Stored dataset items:
....................

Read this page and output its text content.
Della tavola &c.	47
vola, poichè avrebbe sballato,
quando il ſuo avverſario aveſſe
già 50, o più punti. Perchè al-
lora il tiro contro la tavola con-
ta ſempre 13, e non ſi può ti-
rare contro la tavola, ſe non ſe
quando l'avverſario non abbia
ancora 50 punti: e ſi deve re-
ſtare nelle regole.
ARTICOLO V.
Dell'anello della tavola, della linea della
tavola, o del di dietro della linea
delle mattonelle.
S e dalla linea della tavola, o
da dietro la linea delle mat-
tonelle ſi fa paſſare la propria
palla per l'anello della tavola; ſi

....................

Stated goal: Make an exact copy of the material above.

The output:
Read this page and output its text content.
Della tavola &c.	47
vola, poichè avrebbe sballato,
quando il ſuo avverſario aveſſe
già 50, o più punti. Perchè al-
lora il tiro contro la tavola con-
ta ſempre 13, e non ſi può ti-
rare contro la tavola, ſe non ſe
quando l'avverſario non abbia
ancora 50 punti: e ſi deve re-
ſtare nelle regole.
ARTICOLO V.
Dell'anello della tavola, della linea della
tavola, o del di dietro della linea
delle mattonelle.
S e dalla linea della tavola, o
da dietro la linea delle mat-
tonelle ſi fa paſſare la propria
palla per l'anello della tavola; ſi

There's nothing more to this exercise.